### Your goal
Set out every line of each listing below as a numbered list, skipping any blank lines.

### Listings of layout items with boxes

···

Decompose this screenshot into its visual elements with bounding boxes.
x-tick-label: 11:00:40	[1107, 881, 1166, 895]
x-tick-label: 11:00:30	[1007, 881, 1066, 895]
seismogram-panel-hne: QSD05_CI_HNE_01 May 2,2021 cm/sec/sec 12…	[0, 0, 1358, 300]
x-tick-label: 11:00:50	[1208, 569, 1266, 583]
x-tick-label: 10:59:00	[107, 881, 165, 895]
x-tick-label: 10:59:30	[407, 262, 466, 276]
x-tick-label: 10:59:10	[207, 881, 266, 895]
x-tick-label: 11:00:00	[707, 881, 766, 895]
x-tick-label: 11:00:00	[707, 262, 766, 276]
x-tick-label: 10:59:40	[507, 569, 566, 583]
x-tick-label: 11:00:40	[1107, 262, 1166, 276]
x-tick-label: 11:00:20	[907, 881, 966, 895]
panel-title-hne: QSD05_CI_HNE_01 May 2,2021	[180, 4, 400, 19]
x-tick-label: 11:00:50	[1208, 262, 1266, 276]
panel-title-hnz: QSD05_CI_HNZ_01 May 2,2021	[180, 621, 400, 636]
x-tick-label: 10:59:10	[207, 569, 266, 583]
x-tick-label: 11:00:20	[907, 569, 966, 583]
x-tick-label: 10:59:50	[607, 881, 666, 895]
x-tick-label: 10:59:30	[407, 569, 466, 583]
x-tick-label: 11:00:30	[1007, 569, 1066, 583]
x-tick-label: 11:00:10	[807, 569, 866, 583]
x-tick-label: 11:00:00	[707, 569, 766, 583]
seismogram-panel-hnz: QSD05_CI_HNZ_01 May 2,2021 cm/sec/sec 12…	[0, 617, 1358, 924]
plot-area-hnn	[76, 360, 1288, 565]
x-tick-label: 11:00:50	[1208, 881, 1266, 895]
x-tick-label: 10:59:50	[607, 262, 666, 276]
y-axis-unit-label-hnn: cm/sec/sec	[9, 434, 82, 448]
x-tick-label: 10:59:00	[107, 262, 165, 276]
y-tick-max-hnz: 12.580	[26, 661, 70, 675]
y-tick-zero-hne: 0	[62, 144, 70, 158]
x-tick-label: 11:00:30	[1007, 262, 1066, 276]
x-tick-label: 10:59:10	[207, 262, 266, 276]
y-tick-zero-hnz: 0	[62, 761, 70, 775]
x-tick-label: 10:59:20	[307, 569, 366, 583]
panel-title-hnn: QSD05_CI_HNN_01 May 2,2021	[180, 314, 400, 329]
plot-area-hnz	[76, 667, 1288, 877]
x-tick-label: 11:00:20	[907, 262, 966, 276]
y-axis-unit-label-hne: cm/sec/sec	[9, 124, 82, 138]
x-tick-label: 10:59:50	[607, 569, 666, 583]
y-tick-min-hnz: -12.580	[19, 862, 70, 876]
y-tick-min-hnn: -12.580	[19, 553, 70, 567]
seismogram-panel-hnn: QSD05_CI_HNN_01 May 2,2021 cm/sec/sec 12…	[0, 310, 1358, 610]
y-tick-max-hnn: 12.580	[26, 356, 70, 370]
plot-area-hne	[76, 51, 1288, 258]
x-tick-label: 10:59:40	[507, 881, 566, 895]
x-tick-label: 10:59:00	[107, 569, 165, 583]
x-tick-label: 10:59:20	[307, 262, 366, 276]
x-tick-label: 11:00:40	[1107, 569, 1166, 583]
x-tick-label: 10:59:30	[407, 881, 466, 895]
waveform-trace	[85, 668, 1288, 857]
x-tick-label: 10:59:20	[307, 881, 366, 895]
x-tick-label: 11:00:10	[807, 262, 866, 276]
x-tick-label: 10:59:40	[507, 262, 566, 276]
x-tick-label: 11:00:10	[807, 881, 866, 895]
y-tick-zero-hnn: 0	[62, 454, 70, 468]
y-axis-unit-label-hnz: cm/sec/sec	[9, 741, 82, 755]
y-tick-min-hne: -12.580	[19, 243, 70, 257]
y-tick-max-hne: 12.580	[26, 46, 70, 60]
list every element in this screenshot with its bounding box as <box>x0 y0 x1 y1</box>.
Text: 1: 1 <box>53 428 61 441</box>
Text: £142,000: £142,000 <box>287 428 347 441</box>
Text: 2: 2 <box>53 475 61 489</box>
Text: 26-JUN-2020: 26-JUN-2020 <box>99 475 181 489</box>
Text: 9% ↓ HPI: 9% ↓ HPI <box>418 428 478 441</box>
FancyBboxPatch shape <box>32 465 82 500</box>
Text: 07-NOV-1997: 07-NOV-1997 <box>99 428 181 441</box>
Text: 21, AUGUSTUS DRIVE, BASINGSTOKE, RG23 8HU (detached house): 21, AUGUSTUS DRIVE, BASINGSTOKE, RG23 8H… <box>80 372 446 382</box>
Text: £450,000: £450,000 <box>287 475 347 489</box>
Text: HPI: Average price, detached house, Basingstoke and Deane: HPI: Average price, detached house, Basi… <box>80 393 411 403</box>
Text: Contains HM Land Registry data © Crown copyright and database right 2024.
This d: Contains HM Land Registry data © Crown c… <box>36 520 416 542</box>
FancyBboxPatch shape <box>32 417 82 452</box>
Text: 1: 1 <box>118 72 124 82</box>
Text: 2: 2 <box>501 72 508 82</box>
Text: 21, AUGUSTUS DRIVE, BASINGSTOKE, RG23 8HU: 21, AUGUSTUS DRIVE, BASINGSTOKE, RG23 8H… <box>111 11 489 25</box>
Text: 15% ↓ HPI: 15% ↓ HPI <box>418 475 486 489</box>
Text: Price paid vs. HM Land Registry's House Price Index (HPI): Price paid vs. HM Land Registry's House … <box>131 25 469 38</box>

···

### Worked answer
1. Decompose this screenshot into its visual elements with bounding boxes.
2. x-tick-label: 11:00:40	[1107, 881, 1166, 895]
3. x-tick-label: 11:00:30	[1007, 881, 1066, 895]
4. seismogram-panel-hne: QSD05_CI_HNE_01 May 2,2021 cm/sec/sec 12…	[0, 0, 1358, 300]
5. x-tick-label: 11:00:50	[1208, 569, 1266, 583]
6. x-tick-label: 10:59:00	[107, 881, 165, 895]
7. x-tick-label: 10:59:30	[407, 262, 466, 276]
8. x-tick-label: 10:59:10	[207, 881, 266, 895]
9. x-tick-label: 11:00:00	[707, 881, 766, 895]
10. x-tick-label: 11:00:00	[707, 262, 766, 276]
11. x-tick-label: 10:59:40	[507, 569, 566, 583]
12. x-tick-label: 11:00:40	[1107, 262, 1166, 276]
13. x-tick-label: 11:00:20	[907, 881, 966, 895]
14. panel-title-hne: QSD05_CI_HNE_01 May 2,2021	[180, 4, 400, 19]
15. x-tick-label: 11:00:50	[1208, 262, 1266, 276]
16. panel-title-hnz: QSD05_CI_HNZ_01 May 2,2021	[180, 621, 400, 636]
17. x-tick-label: 10:59:10	[207, 569, 266, 583]
18. x-tick-label: 11:00:20	[907, 569, 966, 583]
19. x-tick-label: 10:59:50	[607, 881, 666, 895]
20. x-tick-label: 10:59:30	[407, 569, 466, 583]
21. x-tick-label: 11:00:30	[1007, 569, 1066, 583]
22. x-tick-label: 11:00:10	[807, 569, 866, 583]
23. x-tick-label: 11:00:00	[707, 569, 766, 583]
24. seismogram-panel-hnz: QSD05_CI_HNZ_01 May 2,2021 cm/sec/sec 12…	[0, 617, 1358, 924]
25. plot-area-hnn	[76, 360, 1288, 565]
26. x-tick-label: 11:00:50	[1208, 881, 1266, 895]
27. x-tick-label: 10:59:50	[607, 262, 666, 276]
28. y-axis-unit-label-hnn: cm/sec/sec	[9, 434, 82, 448]
29. x-tick-label: 10:59:00	[107, 262, 165, 276]
30. y-tick-max-hnz: 12.580	[26, 661, 70, 675]
31. y-tick-zero-hne: 0	[62, 144, 70, 158]
32. x-tick-label: 11:00:30	[1007, 262, 1066, 276]
33. x-tick-label: 10:59:10	[207, 262, 266, 276]
34. y-tick-zero-hnz: 0	[62, 761, 70, 775]
35. x-tick-label: 10:59:20	[307, 569, 366, 583]
36. panel-title-hnn: QSD05_CI_HNN_01 May 2,2021	[180, 314, 400, 329]
37. plot-area-hnz	[76, 667, 1288, 877]
38. x-tick-label: 11:00:20	[907, 262, 966, 276]
39. y-axis-unit-label-hne: cm/sec/sec	[9, 124, 82, 138]
40. x-tick-label: 10:59:50	[607, 569, 666, 583]
41. y-tick-min-hnz: -12.580	[19, 862, 70, 876]
42. y-tick-min-hnn: -12.580	[19, 553, 70, 567]
43. seismogram-panel-hnn: QSD05_CI_HNN_01 May 2,2021 cm/sec/sec 12…	[0, 310, 1358, 610]
44. y-tick-max-hnn: 12.580	[26, 356, 70, 370]
45. plot-area-hne	[76, 51, 1288, 258]
46. x-tick-label: 10:59:40	[507, 881, 566, 895]
47. x-tick-label: 10:59:00	[107, 569, 165, 583]
48. x-tick-label: 10:59:20	[307, 262, 366, 276]
49. x-tick-label: 11:00:40	[1107, 569, 1166, 583]
50. x-tick-label: 10:59:30	[407, 881, 466, 895]
51. waveform-trace	[85, 668, 1288, 857]
52. x-tick-label: 10:59:20	[307, 881, 366, 895]
53. x-tick-label: 11:00:10	[807, 262, 866, 276]
54. x-tick-label: 10:59:40	[507, 262, 566, 276]
55. x-tick-label: 11:00:10	[807, 881, 866, 895]
56. y-tick-zero-hnn: 0	[62, 454, 70, 468]
57. y-axis-unit-label-hnz: cm/sec/sec	[9, 741, 82, 755]
58. y-tick-min-hne: -12.580	[19, 243, 70, 257]
59. y-tick-max-hne: 12.580	[26, 46, 70, 60]
60. list every element in this screenshot with its bounding box as <box>x0 y0 x1 y1</box>.
61. Text: 1: 1 <box>53 428 61 441</box>
62. Text: £142,000: £142,000 <box>287 428 347 441</box>
63. Text: 2: 2 <box>53 475 61 489</box>
64. Text: 26-JUN-2020: 26-JUN-2020 <box>99 475 181 489</box>
65. Text: 9% ↓ HPI: 9% ↓ HPI <box>418 428 478 441</box>
66. FancyBboxPatch shape <box>32 465 82 500</box>
67. Text: 07-NOV-1997: 07-NOV-1997 <box>99 428 181 441</box>
68. Text: 21, AUGUSTUS DRIVE, BASINGSTOKE, RG23 8HU (detached house): 21, AUGUSTUS DRIVE, BASINGSTOKE, RG23 8H… <box>80 372 446 382</box>
69. Text: £450,000: £450,000 <box>287 475 347 489</box>
70. Text: HPI: Average price, detached house, Basingstoke and Deane: HPI: Average price, detached house, Basi… <box>80 393 411 403</box>
71. Text: Contains HM Land Registry data © Crown copyright and database right 2024.
72. This d: Contains HM Land Registry data © Crown c… <box>36 520 416 542</box>
73. FancyBboxPatch shape <box>32 417 82 452</box>
74. Text: 1: 1 <box>118 72 124 82</box>
75. Text: 2: 2 <box>501 72 508 82</box>
76. Text: 21, AUGUSTUS DRIVE, BASINGSTOKE, RG23 8HU: 21, AUGUSTUS DRIVE, BASINGSTOKE, RG23 8H… <box>111 11 489 25</box>
77. Text: 15% ↓ HPI: 15% ↓ HPI <box>418 475 486 489</box>
78. Text: Price paid vs. HM Land Registry's House Price Index (HPI): Price paid vs. HM Land Registry's House … <box>131 25 469 38</box>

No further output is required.